— TASK BRIEF —
Identify and copy all lines of the material where the string "structured" is found.

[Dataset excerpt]

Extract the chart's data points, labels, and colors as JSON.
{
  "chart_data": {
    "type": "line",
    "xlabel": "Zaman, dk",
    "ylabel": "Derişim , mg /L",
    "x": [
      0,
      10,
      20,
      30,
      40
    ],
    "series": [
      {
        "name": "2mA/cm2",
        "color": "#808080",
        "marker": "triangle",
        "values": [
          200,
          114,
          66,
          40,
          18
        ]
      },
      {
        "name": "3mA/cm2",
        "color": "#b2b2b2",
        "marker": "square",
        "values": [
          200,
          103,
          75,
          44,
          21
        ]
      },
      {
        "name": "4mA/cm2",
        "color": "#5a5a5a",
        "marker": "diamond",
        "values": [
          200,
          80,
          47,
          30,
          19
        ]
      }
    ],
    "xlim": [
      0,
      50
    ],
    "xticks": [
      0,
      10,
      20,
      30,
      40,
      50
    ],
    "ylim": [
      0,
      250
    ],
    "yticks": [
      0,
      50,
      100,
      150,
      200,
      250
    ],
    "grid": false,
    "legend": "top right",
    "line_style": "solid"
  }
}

---

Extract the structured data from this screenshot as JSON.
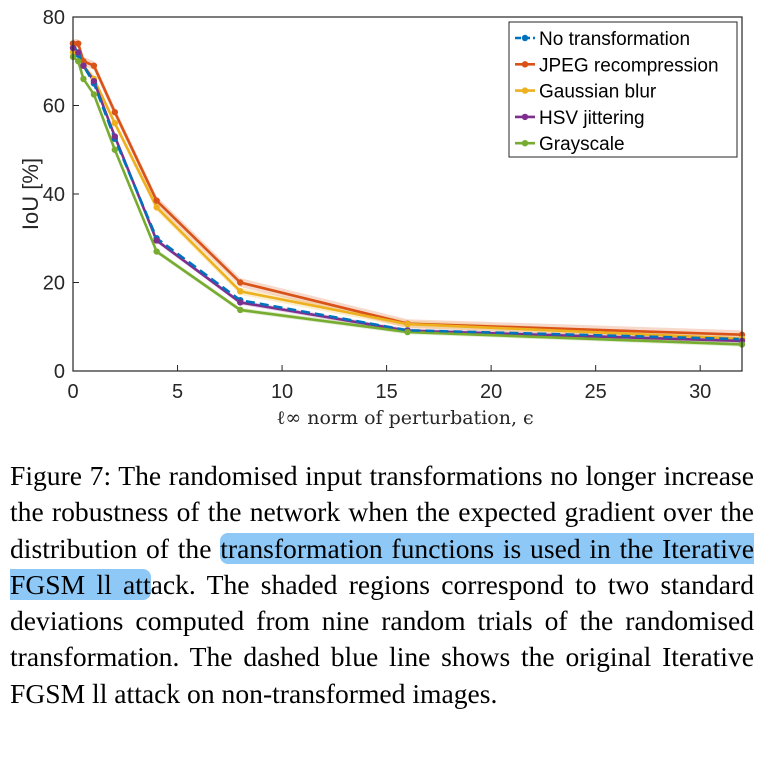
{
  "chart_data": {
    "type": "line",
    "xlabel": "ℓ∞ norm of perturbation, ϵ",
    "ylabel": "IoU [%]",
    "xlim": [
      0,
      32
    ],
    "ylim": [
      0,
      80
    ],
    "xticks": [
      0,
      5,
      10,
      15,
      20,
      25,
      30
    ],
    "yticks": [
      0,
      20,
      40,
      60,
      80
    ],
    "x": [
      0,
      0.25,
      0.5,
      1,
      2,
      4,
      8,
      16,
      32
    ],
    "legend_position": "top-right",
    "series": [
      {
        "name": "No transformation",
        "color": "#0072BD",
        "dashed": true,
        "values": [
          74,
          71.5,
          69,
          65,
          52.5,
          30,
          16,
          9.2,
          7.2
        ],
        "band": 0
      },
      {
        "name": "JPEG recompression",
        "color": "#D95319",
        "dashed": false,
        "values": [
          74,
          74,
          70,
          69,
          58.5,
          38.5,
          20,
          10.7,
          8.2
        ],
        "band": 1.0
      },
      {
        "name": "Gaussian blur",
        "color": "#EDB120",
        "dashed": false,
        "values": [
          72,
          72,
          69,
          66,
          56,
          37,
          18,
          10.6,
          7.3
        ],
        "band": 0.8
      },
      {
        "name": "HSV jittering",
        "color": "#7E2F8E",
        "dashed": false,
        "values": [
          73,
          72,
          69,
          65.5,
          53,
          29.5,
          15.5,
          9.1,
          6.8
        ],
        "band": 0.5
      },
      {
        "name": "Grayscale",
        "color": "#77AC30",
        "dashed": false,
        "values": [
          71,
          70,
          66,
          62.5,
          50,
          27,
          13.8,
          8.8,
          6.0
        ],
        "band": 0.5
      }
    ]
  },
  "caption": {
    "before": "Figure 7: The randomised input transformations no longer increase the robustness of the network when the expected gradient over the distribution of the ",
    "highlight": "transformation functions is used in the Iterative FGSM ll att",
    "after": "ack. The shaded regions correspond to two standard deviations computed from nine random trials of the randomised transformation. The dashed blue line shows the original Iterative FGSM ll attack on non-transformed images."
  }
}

==

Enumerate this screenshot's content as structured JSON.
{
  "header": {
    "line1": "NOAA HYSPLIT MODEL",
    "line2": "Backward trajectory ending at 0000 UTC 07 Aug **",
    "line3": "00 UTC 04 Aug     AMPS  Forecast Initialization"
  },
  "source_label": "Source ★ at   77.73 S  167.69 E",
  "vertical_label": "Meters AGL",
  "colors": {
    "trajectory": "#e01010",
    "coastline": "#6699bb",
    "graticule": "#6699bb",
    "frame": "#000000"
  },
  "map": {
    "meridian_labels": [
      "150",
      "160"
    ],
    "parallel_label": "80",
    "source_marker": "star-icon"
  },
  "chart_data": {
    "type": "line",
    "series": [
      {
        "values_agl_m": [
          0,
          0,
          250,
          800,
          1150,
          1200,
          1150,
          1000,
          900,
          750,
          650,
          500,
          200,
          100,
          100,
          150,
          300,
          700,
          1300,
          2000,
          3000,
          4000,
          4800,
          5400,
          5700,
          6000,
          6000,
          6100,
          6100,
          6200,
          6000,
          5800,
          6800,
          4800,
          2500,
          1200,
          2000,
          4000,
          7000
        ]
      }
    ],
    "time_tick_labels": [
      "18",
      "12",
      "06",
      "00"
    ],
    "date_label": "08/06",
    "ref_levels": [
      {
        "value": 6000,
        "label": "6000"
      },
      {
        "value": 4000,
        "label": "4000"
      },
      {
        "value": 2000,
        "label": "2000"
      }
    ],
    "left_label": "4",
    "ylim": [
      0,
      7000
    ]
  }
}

— WRITTEN RESPONSE —
Extract the structured data from this screenshot as JSON.
Enumerate this screenshot's content as structured JSON.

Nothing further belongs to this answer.